THE EXERCISE
Each line containing the word "GrubHub" should be found and copied.

THE RECORDS
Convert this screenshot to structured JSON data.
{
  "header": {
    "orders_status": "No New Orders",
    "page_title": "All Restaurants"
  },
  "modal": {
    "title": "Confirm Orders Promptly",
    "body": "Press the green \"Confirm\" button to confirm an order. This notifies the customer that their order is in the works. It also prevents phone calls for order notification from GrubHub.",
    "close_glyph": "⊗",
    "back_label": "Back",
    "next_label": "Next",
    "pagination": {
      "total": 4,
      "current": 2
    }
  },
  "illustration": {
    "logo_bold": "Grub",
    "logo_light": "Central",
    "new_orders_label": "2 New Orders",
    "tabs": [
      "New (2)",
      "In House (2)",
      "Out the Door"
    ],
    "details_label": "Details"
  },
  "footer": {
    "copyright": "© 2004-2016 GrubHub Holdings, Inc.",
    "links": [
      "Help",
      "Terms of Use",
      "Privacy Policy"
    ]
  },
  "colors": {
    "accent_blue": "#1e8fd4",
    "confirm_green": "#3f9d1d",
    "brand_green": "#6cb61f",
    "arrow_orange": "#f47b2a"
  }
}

TASK RESPONSE
    "body": "Press the green \"Confirm\" button to confirm an order. This notifies the customer that their order is in the works. It also prevents phone calls for order notification from GrubHub.",
    "copyright": "© 2004-2016 GrubHub Holdings, Inc.",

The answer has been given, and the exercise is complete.